• _PROBLEM TO WORK ON_:
Scan the lines and state how many carry "http". Leave out everything but the number.

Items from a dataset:
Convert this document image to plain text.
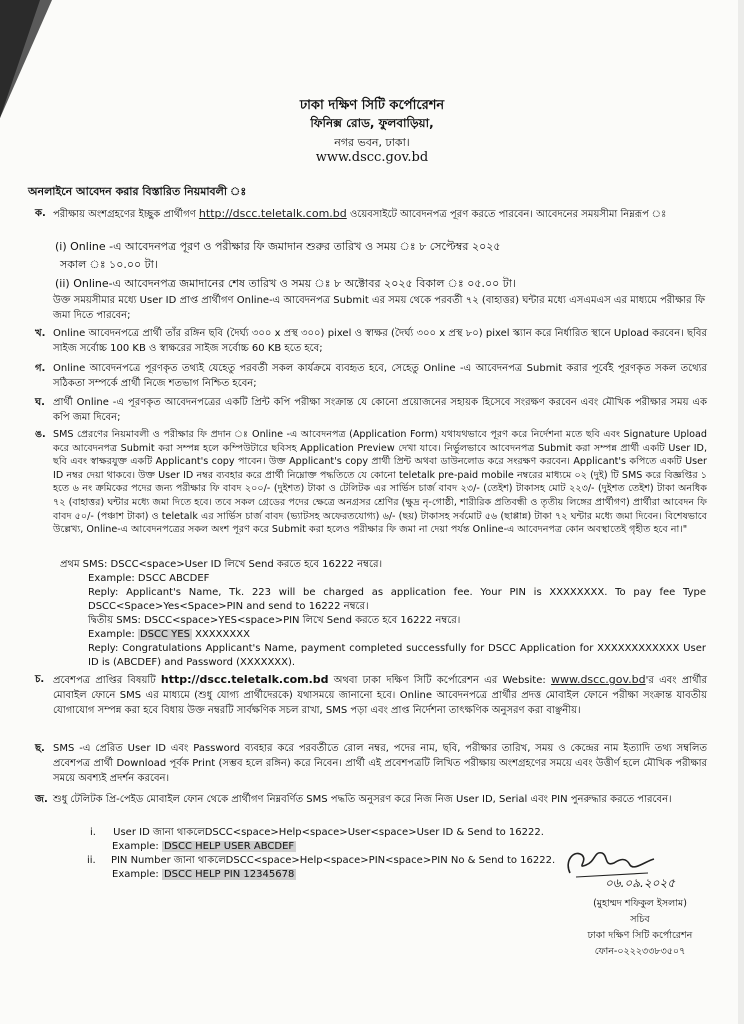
ঢাকা দক্ষিণ সিটি কর্পোরেশন
ফিনিক্স রোড, ফুলবাড়িয়া,
নগর ভবন, ঢাকা।
www.dscc.gov.bd
অনলাইনে আবেদন করার বিস্তারিত নিয়মাবলী ঃ
ক. পরীক্ষায় অংশগ্রহণের ইচ্ছুক প্রার্থীগণ http://dscc.teletalk.com.bd ওয়েবসাইটে আবেদনপত্র পূরণ করতে পারবেন। আবেদনের সময়সীমা নিম্নরূপ ঃ
(i) Online -এ আবেদনপত্র পূরণ ও পরীক্ষার ফি জমাদান শুরুর তারিখ ও সময় ঃ ৮ সেপ্টেম্বর ২০২৫
সকাল ঃ ১০.০০ টা।
(ii) Online-এ আবেদনপত্র জমাদানের শেষ তারিখ ও সময় ঃ ৮ অক্টোবর ২০২৫ বিকাল ঃ ০৫.০০ টা।
উক্ত সময়সীমার মধ্যে User ID প্রাপ্ত প্রার্থীগণ Online-এ আবেদনপত্র Submit এর সময় থেকে পরবর্তী ৭২ (বাহাত্তর) ঘন্টার মধ্যে এসএমএস এর মাধ্যমে পরীক্ষার ফি জমা দিতে পারবেন;
খ. Online আবেদনপত্রে প্রার্থী তাঁর রঙ্গিন ছবি (দৈর্ঘ্য ৩০০ x প্রস্থ ৩০০) pixel ও স্বাক্ষর (দৈর্ঘ্য ৩০০ x প্রস্থ ৮০) pixel স্ক্যান করে নির্ধারিত স্থানে Upload করবেন। ছবির সাইজ সর্বোচ্চ 100 KB ও স্বাক্ষরের সাইজ সর্বোচ্চ 60 KB হতে হবে;
গ. Online আবেদনপত্রে পূরণকৃত তথ্যই যেহেতু পরবর্তী সকল কার্যক্রমে ব্যবহৃত হবে, সেহেতু Online -এ আবেদনপত্র Submit করার পূর্বেই পূরণকৃত সকল তথ্যের সঠিকতা সম্পর্কে প্রার্থী নিজে শতভাগ নিশ্চিত হবেন;
ঘ. প্রার্থী Online -এ পূরণকৃত আবেদনপত্রের একটি প্রিন্ট কপি পরীক্ষা সংক্রান্ত যে কোনো প্রয়োজনের সহায়ক হিসেবে সংরক্ষণ করবেন এবং মৌখিক পরীক্ষার সময় এক কপি জমা দিবেন;
ঙ. SMS প্রেরণের নিয়মাবলী ও পরীক্ষার ফি প্রদান ঃ Online -এ আবেদনপত্র (Application Form) যথাযথভাবে পূরণ করে নির্দেশনা মতে ছবি এবং Signature Upload করে আবেদনপত্র Submit করা সম্পন্ন হলে কম্পিউটারে ছবিসহ Application Preview দেখা যাবে। নির্ভুলভাবে আবেদনপত্র Submit করা সম্পন্ন প্রার্থী একটি User ID, ছবি এবং স্বাক্ষরযুক্ত একটি Applicant's copy পাবেন। উক্ত Applicant's copy প্রার্থী প্রিন্ট অথবা ডাউনলোড করে সংরক্ষণ করবেন। Applicant's কপিতে একটি User ID নম্বর দেয়া থাকবে। উক্ত User ID নম্বর ব্যবহার করে প্রার্থী নিম্নোক্ত পদ্ধতিতে যে কোনো teletalk pre-paid mobile নম্বরের মাধ্যমে ০২ (দুই) টি SMS করে বিজ্ঞপ্তির ১ হতে ৬ নং ক্রমিকের পদের জন্য পরীক্ষার ফি বাবদ ২০০/- (দুইশত) টাকা ও টেলিটক এর সার্ভিস চার্জ বাবদ ২৩/- (তেইশ) টাকাসহ মোট ২২৩/- (দুইশত তেইশ) টাকা অনধিক ৭২ (বাহাত্তর) ঘন্টার মধ্যে জমা দিতে হবে। তবে সকল গ্রেডের পদের ক্ষেত্রে অনগ্রসর শ্রেণির (ক্ষুদ্র নৃ-গোষ্ঠী, শারীরিক প্রতিবন্ধী ও তৃতীয় লিঙ্গের প্রার্থীগণ) প্রার্থীরা আবেদন ফি বাবদ ৫০/- (পঞ্চাশ টাকা) ও teletalk এর সার্ভিস চার্জ বাবদ (ভ্যাটসহ অফেরতযোগ্য) ৬/- (ছয়) টাকাসহ সর্বমোট ৫৬ (ছাপ্পান্ন) টাকা ৭২ ঘন্টার মধ্যে জমা দিবেন। বিশেষভাবে উল্লেখ্য, Online-এ আবেদনপত্রের সকল অংশ পূরণ করে Submit করা হলেও পরীক্ষার ফি জমা না দেয়া পর্যন্ত Online-এ আবেদনপত্র কোন অবস্থাতেই গৃহীত হবে না।"
প্রথম SMS: DSCC<space>User ID লিখে Send করতে হবে 16222 নম্বরে।
Example: DSCC ABCDEF
Reply: Applicant's Name, Tk. 223 will be charged as application fee. Your PIN is XXXXXXXX. To pay fee Type DSCC<Space>Yes<Space>PIN and send to 16222 নম্বরে।
দ্বিতীয় SMS: DSCC<space>YES<space>PIN লিখে Send করতে হবে 16222 নম্বরে।
Example: DSCC YES XXXXXXXX
Reply: Congratulations Applicant's Name, payment completed successfully for DSCC Application for XXXXXXXXXXXX User ID is (ABCDEF) and Password (XXXXXXX).
চ. প্রবেশপত্র প্রাপ্তির বিষয়টি http://dscc.teletalk.com.bd অথবা ঢাকা দক্ষিণ সিটি কর্পোরেশন এর Website: www.dscc.gov.bd'র এবং প্রার্থীর মোবাইল ফোনে SMS এর মাধ্যমে (শুধু যোগ্য প্রার্থীদেরকে) যথাসময়ে জানানো হবে। Online আবেদনপত্রে প্রার্থীর প্রদত্ত মোবাইল ফোনে পরীক্ষা সংক্রান্ত যাবতীয় যোগাযোগ সম্পন্ন করা হবে বিধায় উক্ত নম্বরটি সার্বক্ষণিক সচল রাখা, SMS পড়া এবং প্রাপ্ত নির্দেশনা তাৎক্ষণিক অনুসরণ করা বাঞ্ছনীয়।
ছ. SMS -এ প্রেরিত User ID এবং Password ব্যবহার করে পরবর্তীতে রোল নম্বর, পদের নাম, ছবি, পরীক্ষার তারিখ, সময় ও কেন্দ্রের নাম ইত্যাদি তথ্য সম্বলিত প্রবেশপত্র প্রার্থী Download পূর্বক Print (সম্ভব হলে রঙ্গিন) করে নিবেন। প্রার্থী এই প্রবেশপত্রটি লিখিত পরীক্ষায় অংশগ্রহণের সময়ে এবং উত্তীর্ণ হলে মৌখিক পরীক্ষার সময়ে অবশ্যই প্রদর্শন করবেন।
জ. শুধু টেলিটক প্রি-পেইড মোবাইল ফোন থেকে প্রার্থীগণ নিম্নবর্ণিত SMS পদ্ধতি অনুসরণ করে নিজ নিজ User ID, Serial এবং PIN পুনরুদ্ধার করতে পারবেন।
i. User ID জানা থাকলেDSCC<space>Help<space>User<space>User ID & Send to 16222.
Example: DSCC HELP USER ABCDEF
ii. PIN Number জানা থাকলেDSCC<space>Help<space>PIN<space>PIN No & Send to 16222.
Example: DSCC HELP PIN 12345678
০৬.০৯.২০২৫
(মুহাম্মদ শফিকুল ইসলাম)
সচিব
ঢাকা দক্ষিণ সিটি কর্পোরেশন
ফোন-০২২২৩৩৮৩৫০৭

• _COMPLETED TASK_:
2